**WHAT NEEDS TO BE DONE:**
Tally the lines in these records that hold the string "Lastenausgleich", and reply with the number alone.

**RECORD SET:**
● ● ●

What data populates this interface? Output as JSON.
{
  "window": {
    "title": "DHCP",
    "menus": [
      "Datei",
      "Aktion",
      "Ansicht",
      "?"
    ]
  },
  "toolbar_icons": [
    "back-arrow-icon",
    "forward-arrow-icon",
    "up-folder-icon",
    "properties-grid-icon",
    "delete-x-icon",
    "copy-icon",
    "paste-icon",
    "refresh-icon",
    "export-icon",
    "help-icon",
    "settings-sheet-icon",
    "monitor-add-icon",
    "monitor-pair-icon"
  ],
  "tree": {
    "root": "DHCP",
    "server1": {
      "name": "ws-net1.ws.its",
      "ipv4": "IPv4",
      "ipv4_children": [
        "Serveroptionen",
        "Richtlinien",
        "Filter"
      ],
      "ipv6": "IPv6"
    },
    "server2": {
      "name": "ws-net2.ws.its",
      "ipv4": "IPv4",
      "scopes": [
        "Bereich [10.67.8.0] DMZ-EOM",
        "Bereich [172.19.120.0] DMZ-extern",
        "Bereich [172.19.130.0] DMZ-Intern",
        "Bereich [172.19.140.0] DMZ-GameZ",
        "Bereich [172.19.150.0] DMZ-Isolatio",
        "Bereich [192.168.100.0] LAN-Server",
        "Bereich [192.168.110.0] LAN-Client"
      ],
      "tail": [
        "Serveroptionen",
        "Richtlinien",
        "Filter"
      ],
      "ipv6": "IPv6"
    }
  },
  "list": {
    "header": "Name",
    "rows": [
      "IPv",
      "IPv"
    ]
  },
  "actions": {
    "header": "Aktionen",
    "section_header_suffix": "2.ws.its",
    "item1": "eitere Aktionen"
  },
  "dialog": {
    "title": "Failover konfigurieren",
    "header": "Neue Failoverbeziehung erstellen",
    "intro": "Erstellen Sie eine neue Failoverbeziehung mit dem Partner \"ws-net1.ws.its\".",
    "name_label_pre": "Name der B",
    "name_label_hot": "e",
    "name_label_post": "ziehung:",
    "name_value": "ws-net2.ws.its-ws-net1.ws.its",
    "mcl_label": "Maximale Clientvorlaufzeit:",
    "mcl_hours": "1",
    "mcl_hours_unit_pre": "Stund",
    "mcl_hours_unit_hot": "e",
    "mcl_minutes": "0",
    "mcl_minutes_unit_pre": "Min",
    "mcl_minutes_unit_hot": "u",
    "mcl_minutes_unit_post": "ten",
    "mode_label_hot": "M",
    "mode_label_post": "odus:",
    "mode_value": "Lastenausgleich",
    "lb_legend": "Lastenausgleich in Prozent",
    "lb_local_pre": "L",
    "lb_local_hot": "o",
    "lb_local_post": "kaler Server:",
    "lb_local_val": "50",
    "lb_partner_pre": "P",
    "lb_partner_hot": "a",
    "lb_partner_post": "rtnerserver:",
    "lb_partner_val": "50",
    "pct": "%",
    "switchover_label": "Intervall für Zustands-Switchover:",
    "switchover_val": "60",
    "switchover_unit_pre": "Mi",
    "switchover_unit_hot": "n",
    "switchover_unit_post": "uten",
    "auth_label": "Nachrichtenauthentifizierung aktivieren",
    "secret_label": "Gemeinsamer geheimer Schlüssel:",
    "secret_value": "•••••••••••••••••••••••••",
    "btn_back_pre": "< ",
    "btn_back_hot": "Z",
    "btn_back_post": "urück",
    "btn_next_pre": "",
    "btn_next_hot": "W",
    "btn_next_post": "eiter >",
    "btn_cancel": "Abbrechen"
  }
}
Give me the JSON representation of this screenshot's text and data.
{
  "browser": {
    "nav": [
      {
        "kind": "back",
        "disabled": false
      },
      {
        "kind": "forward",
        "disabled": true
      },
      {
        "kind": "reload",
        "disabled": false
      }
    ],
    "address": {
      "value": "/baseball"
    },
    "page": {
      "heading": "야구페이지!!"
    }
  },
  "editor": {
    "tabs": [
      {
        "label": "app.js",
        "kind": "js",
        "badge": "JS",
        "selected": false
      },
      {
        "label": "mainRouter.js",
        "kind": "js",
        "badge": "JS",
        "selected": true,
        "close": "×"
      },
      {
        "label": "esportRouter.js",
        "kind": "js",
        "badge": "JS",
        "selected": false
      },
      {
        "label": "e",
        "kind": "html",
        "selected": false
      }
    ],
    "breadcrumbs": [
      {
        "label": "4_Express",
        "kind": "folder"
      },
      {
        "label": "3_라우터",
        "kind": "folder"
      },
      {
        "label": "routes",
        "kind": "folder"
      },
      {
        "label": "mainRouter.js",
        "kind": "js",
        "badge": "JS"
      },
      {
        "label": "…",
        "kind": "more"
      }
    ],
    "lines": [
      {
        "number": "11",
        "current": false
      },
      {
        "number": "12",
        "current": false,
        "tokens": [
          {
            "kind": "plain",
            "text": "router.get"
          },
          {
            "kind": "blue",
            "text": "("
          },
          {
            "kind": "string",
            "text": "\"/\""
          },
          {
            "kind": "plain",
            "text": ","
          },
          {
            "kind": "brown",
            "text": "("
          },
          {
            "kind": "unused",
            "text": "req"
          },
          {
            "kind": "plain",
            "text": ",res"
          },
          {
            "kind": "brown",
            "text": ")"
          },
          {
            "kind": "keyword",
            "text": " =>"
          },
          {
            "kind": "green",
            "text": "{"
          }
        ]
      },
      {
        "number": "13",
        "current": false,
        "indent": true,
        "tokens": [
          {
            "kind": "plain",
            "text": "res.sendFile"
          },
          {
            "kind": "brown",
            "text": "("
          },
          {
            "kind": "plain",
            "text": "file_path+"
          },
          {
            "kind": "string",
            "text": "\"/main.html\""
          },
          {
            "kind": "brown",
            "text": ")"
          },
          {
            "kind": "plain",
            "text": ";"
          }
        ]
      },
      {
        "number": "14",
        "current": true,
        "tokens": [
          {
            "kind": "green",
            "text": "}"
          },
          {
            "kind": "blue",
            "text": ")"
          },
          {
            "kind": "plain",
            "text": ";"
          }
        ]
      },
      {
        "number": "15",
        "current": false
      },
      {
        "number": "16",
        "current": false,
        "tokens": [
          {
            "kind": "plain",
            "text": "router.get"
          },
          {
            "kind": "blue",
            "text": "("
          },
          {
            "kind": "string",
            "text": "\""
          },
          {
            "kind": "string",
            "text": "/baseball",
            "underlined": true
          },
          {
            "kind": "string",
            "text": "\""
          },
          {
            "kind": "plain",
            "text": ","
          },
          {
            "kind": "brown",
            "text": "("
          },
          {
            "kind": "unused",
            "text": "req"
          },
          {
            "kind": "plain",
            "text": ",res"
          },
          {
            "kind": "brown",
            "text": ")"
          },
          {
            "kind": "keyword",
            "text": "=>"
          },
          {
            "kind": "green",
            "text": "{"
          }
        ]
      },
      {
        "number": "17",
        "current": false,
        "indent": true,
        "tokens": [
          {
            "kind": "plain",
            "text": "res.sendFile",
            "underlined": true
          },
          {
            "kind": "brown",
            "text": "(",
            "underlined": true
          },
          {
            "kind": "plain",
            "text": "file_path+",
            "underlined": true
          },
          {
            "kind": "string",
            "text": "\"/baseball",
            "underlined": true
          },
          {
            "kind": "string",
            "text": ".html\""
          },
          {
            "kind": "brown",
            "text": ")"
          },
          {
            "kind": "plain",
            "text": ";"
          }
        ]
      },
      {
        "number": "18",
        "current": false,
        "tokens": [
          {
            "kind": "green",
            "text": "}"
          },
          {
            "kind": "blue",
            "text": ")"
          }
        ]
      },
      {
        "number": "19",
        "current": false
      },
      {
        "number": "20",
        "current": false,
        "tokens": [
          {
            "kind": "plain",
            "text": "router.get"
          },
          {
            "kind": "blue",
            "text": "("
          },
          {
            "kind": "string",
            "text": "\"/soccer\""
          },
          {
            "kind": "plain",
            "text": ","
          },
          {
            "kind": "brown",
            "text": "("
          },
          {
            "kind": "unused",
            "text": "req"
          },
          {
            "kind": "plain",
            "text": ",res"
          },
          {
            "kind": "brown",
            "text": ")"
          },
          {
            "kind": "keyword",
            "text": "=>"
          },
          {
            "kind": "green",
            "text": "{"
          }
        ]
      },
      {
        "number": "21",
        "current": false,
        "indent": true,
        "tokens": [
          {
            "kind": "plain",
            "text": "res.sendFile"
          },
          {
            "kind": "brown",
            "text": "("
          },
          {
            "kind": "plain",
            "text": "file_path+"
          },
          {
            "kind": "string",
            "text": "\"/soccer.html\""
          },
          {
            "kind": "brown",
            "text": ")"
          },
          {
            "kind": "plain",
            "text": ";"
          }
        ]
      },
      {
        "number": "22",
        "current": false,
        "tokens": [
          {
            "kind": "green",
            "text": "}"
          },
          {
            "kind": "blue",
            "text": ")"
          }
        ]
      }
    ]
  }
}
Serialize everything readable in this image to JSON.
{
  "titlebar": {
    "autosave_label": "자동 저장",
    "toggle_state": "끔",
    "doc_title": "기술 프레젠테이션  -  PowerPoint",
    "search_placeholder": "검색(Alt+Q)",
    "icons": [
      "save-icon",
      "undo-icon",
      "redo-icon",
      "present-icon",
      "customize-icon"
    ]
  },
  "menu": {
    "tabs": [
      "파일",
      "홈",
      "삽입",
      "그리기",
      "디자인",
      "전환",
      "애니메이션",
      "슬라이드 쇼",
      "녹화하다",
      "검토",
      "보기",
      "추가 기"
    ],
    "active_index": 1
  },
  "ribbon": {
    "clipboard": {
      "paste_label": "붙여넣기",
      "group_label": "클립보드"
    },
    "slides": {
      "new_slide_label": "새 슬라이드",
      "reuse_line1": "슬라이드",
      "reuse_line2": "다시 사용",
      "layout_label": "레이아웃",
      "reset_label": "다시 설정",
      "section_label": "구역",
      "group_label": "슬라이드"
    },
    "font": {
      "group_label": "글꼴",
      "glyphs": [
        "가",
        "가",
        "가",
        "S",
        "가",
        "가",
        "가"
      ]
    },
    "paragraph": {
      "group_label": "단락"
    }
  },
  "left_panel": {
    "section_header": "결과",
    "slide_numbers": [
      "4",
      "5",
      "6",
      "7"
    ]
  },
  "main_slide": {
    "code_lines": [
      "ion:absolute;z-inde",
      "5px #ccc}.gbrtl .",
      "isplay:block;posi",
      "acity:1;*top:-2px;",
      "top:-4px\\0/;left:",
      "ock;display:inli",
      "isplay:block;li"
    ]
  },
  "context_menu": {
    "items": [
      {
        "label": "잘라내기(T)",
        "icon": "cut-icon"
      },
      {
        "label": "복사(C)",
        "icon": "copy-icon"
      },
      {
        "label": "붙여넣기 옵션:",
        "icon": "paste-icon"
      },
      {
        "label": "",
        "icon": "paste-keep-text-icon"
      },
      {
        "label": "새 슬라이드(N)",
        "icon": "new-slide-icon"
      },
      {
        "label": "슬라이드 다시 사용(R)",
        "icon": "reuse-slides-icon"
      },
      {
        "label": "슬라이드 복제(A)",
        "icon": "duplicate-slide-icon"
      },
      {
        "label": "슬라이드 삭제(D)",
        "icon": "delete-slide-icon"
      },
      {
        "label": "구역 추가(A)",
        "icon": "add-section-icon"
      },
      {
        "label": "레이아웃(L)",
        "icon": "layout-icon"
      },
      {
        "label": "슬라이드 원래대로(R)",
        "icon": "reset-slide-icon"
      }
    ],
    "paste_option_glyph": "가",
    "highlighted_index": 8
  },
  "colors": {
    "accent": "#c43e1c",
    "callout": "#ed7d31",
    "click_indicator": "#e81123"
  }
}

● ● ●

**RESPONSE:**
2